▶ _TAREFAS PROPOSTAS_:
a: Transcreva literalmente, do relato sobre o assassinato de Taher Ahmed, o trecho que começa com as palavras que contêm "Minhas lembranças do" e termina com "geologia e mineração.".
b: De acordo com o relato sobre o assassinato de Taher Ahmed, em que departamento da universidade ele lecionava?
c: Dê continuidade ao relato sobre o assassinato de Taher Ahmed a partir do ponto em que ele se interrompe.

- Megha Mohan
- Da BBC World Service
Em Bangladesh, Shagufta Tabassum Ahmed concordou em estudar Direito, seguindo o conselho dos seus pais, mesmo sem intenção de tornar-se advogada. Mas isso mudou quando seu pai foi assassinado. Ela contou à repórter da BBC Megha Mohan sobre a luta de 16 anos por justiça contra os assassinos do seu pai.
Minhas lembranças do dia em que soube do assassinato do meu pai, Taher Ahmed, são nítidas, mas incompletas.
Eu me lembro da sala, mas não lembro quem estava ali. Era uma sexta-feira, mas não me lembro do horário. Eu me lembro de ouvir o telefone fixo tocar, mas não lembro quem da minha família atendeu.
Era meu irmão ligando. “Eles encontraram. Ele foi morto.”
Não tenho certeza de quem repetiu as palavras do meu irmão, mas, naquele momento, a vida que eu conhecia havia terminado.
Minha mãe imediatamente irrompeu em lágrimas. Nós nos sentamos atônitos em silêncio enquanto ouvíamos que o corpo sem vida do meu pai havia sido encontrado em uma fossa séptica na Universidade de Rajshahi [Bangladesh], onde ele trabalhava como professor do departamento de geologia e mineração.
Toda a nossa família ampliada havia se reunido na casa do meu irmão na capital de Bangladesh, Daca. Ele não estava conosco. No dia anterior, ele havia viajado por seis horas de carro até Rajshahi, perto da fronteira com a Índia, em busca do nosso pai.
Minha família começou a falar toda de uma vez, uns interrompendo os outros.
Como? Por quê? Quem iria querer matá-lo?
Meu pai era o acadêmico modesto que preferia andar ou pegar transporte público em vez de comprar um carro extravagante, o professor universitário por quem seus alunos pareciam ter carinho, o marido que participava das compras de alimentos e da cozinha quando isso ainda era incomum em Bangladesh, o pai cuja mão eu sempre segurava para atravessar a rua com 18 anos de idade… Quem poderia querer esse homem morto?

▶ _DADOS_:
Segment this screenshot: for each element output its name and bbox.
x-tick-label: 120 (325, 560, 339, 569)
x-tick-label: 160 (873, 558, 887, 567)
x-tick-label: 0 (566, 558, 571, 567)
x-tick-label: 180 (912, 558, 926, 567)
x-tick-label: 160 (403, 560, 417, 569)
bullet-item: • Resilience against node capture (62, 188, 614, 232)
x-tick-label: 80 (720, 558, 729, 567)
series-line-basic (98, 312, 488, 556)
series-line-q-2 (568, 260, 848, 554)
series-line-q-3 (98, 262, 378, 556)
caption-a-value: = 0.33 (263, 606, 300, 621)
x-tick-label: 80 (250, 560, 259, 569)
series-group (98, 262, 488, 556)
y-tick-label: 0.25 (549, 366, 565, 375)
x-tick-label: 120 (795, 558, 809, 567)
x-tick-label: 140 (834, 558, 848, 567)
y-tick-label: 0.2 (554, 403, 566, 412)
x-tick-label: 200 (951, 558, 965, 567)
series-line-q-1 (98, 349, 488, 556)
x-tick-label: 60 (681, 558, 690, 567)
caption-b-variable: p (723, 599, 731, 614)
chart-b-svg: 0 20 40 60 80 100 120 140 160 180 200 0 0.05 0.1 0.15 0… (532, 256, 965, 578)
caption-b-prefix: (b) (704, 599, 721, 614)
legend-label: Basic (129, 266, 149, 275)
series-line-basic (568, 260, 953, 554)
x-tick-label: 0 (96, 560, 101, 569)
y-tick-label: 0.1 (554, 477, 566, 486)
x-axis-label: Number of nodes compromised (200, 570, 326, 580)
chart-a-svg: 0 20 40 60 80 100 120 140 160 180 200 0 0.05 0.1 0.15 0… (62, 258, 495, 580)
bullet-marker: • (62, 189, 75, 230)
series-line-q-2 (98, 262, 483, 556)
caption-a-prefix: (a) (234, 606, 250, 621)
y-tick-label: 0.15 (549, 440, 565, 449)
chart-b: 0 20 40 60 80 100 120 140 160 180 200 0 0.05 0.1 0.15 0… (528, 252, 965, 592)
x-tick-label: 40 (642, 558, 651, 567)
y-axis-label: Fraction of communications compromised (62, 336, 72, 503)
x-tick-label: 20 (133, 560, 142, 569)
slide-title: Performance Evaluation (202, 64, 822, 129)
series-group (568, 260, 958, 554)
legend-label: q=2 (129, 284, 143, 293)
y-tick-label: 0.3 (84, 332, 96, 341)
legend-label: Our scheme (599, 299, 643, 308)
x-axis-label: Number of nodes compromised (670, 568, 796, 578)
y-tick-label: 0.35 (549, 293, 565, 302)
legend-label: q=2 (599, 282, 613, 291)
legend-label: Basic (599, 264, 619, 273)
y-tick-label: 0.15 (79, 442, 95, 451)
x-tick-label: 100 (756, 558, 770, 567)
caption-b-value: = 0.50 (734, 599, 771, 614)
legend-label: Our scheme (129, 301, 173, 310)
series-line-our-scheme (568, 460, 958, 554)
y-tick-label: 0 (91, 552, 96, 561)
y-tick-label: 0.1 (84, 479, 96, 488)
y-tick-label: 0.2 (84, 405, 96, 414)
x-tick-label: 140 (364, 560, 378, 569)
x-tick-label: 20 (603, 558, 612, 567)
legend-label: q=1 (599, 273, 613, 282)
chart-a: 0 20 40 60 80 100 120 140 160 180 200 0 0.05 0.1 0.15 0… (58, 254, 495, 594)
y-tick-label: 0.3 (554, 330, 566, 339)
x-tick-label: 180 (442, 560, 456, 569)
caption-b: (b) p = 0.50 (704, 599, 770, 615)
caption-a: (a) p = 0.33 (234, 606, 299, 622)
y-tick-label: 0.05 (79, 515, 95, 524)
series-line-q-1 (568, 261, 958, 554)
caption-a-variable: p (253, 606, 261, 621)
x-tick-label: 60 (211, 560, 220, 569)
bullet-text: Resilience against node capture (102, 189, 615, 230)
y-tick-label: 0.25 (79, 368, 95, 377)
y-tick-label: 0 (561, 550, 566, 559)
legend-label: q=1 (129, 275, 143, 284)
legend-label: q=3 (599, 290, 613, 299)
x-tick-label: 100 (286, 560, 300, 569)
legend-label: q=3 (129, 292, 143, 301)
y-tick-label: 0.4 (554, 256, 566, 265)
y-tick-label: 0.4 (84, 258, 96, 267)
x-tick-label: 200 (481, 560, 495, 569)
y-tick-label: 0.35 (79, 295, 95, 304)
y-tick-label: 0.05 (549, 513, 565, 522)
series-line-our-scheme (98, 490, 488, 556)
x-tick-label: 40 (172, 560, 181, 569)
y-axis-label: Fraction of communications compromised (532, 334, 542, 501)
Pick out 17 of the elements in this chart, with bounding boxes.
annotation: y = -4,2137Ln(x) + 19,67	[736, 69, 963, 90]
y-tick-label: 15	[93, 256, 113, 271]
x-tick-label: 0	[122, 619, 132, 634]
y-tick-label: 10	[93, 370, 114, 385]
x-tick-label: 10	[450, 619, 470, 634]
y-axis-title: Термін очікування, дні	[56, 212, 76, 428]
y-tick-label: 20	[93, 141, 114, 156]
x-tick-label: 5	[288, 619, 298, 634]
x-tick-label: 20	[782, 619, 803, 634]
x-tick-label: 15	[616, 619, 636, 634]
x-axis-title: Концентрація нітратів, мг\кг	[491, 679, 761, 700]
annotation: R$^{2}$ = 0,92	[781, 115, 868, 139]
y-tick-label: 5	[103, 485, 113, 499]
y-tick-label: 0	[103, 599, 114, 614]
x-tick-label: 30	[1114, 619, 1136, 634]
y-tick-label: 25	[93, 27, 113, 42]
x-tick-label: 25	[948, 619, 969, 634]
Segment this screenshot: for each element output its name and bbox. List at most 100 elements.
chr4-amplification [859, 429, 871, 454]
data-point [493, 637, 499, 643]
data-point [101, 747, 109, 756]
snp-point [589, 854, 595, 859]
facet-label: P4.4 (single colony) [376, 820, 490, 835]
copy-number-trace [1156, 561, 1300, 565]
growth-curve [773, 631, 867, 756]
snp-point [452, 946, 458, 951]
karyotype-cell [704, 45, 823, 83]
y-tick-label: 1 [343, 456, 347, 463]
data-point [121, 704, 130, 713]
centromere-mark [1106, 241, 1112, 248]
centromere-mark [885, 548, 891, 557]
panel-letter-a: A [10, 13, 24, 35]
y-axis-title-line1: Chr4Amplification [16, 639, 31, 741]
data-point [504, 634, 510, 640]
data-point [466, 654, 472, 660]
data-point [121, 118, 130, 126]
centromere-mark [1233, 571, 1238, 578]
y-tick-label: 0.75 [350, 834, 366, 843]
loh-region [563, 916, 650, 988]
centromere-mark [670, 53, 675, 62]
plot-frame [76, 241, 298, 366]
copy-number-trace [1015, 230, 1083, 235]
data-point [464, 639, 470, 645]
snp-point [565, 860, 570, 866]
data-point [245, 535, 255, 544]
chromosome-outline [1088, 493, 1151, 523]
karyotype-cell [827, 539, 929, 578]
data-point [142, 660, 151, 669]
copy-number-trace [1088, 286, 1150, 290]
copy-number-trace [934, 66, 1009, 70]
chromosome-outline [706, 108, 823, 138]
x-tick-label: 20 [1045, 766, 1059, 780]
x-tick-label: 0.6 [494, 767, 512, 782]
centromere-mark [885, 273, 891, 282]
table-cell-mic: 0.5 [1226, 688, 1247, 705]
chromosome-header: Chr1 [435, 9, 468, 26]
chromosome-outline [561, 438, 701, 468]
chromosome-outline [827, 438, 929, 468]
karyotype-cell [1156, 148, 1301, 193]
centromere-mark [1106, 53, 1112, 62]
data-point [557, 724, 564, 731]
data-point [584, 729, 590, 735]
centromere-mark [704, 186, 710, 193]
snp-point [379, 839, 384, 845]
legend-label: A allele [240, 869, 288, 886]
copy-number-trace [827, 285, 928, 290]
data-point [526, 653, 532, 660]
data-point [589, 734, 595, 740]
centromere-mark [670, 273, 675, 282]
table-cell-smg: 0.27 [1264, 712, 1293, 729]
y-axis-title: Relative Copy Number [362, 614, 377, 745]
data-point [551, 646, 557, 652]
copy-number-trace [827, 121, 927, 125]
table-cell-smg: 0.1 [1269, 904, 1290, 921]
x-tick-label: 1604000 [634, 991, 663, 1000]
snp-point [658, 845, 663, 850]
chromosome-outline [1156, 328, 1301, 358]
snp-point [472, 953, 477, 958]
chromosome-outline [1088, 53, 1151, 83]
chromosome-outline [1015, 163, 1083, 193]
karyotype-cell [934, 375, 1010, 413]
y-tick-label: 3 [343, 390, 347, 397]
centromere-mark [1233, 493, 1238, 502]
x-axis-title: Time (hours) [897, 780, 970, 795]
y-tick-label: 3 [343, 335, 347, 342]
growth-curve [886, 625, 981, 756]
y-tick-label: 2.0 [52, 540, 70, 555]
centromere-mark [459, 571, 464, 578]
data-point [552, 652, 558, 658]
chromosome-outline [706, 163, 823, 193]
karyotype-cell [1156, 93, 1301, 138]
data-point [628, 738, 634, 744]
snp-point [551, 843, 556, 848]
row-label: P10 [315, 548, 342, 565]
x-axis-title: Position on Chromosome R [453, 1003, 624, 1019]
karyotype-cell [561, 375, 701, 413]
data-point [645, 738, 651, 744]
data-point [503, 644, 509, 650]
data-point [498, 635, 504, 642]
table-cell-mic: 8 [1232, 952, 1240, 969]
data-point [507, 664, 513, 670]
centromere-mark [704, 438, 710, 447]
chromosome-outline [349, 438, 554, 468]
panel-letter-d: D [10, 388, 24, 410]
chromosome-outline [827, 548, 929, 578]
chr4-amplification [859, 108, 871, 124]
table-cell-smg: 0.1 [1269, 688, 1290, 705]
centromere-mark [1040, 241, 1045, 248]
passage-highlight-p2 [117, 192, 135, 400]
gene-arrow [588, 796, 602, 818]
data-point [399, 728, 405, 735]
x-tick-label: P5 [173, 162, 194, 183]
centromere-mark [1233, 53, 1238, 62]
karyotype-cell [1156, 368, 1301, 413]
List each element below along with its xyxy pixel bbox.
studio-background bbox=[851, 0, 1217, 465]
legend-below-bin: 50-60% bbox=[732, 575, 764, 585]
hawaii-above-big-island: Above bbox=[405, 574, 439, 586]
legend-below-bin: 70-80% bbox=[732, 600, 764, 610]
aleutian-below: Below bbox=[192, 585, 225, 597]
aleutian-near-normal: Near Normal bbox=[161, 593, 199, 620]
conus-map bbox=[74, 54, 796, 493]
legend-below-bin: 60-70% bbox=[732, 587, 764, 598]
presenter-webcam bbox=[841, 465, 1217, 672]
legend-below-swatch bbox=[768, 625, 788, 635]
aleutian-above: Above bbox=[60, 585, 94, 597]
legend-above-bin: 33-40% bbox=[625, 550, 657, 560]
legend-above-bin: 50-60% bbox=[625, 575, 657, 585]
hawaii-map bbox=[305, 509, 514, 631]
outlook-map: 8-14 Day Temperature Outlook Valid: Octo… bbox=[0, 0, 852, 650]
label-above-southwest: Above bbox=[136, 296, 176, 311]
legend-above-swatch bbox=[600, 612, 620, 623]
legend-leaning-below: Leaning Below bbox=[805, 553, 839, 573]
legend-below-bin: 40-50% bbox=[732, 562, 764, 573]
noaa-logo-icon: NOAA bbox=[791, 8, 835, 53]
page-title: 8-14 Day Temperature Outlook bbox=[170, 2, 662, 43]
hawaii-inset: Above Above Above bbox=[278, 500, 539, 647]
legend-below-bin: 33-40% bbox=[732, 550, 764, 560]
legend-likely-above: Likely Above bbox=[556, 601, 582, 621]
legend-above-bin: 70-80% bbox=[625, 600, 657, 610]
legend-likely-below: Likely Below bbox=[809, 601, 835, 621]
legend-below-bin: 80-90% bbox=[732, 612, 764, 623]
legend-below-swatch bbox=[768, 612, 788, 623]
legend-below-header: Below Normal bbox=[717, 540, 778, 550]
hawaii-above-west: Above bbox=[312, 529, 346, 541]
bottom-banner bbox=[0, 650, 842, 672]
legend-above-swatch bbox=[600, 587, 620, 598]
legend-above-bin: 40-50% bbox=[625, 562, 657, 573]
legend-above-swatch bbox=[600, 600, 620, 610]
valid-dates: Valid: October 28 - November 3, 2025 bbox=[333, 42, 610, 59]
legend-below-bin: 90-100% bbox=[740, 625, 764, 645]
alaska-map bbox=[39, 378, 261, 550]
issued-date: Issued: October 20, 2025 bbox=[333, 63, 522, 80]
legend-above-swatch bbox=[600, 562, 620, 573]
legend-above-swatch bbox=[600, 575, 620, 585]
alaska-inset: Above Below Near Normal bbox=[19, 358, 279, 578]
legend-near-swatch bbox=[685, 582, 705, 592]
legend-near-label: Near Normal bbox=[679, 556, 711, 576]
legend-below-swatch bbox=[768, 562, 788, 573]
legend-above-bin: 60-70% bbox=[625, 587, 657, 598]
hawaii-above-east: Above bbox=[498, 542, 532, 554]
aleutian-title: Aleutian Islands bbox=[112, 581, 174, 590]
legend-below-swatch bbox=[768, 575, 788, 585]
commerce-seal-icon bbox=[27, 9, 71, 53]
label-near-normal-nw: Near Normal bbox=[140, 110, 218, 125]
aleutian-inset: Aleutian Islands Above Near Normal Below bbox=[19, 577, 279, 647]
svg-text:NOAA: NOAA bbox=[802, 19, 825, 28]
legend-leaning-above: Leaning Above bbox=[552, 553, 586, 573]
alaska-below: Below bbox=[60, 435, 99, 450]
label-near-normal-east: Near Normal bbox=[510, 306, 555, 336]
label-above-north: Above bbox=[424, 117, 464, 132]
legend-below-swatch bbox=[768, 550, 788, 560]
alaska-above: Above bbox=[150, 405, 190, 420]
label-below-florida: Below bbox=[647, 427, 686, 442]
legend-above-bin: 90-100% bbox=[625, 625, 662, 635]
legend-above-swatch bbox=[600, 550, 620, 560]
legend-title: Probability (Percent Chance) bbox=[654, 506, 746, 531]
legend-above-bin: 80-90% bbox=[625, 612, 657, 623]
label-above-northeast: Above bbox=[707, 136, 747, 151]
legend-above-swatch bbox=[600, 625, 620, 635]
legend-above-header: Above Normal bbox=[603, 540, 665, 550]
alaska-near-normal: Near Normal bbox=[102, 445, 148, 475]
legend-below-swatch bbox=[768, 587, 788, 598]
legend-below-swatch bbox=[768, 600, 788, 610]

▶ _RESPOSTAS POR TAREFA_:
a:
Minhas lembranças do dia em que soube do assassinato do meu pai, Taher Ahmed, são nítidas, mas incompletas.
Eu me lembro da sala, mas não lembro quem estava ali. Era uma sexta-feira, mas não me lembro do horário. Eu me lembro de ouvir o telefone fixo tocar, mas não lembro quem da minha família atendeu.
Era meu irmão ligando. “Eles encontraram. Ele foi morto.”
Não tenho certeza de quem repetiu as palavras do meu irmão, mas, naquele momento, a vida que eu conhecia havia terminado.
Minha mãe imediatamente irrompeu em lágrimas. Nós nos sentamos atônitos em silêncio enquanto ouvíamos que o corpo sem vida do meu pai havia sido encontrado em uma fossa séptica na Universidade de Rajshahi [Bangladesh], onde ele trabalhava como professor do departamento de geologia e mineração.

b: No departamento de geologia e mineração da Universidade de Rajshahi.

c:
Essa pergunta seria apenas o começo do pesadelo da nossa família.
Dois dias antes, na quarta-feira, 1° de fevereiro de 2006, meu pai havia tomado um ônibus de Daca até a Universidade de Rajshahi.
Ele adorava aquele campus agitado e vibrante, que havia sido nossa casa de família quando eu era jovem. Nós moramos em uma pequena casa no campus, oferecida pela universidade, e tudo o que precisávamos ficava por perto.
Meu irmão Sanzid e eu íamos a pé para a escola de manhã e passávamos a noite no parquinho com os filhos de outros professores da universidade. Nós conhecíamos a todos no campus. Era uma bolha feliz e segura para nós.
Mas, um dia, Sanzid e eu saímos da escola e nos mudamos para Daca. Sanzid começou a trabalhar em recursos humanos para uma grande empresa multinacional.
Por conselho do meu pai – que foi incrivelmente profético, considerando o que viria depois -, estudei direito na universidade. Eu não tinha intenção de me tornar advogada praticante. Pensei que, talvez, após a minha formatura, eu entraria em uma organização não governamental internacional ou me tornaria acadêmica.
Mas o meu pai parecia saber, já naquela época, o que seria melhor para a família. Entrei na universidade em 2006 e minha mãe veio morar comigo em Daca, onde me estabeleci.
Na semana em que ele morreu, meu pai havia vindo para Daca para visitar a nós todos por alguns dias e saiu para Rajshahi no início da tarde da quarta-feira, 1° de fevereiro de 2006. Ele ligou para minha mãe para avisar que havia chegado bem e telefonou de novo algumas horas depois, pouco antes das 21h.
Imagino que ele estivesse se preparando para dormir. A polícia encontraria depois as suas calças penduradas na maçaneta da porta do quarto.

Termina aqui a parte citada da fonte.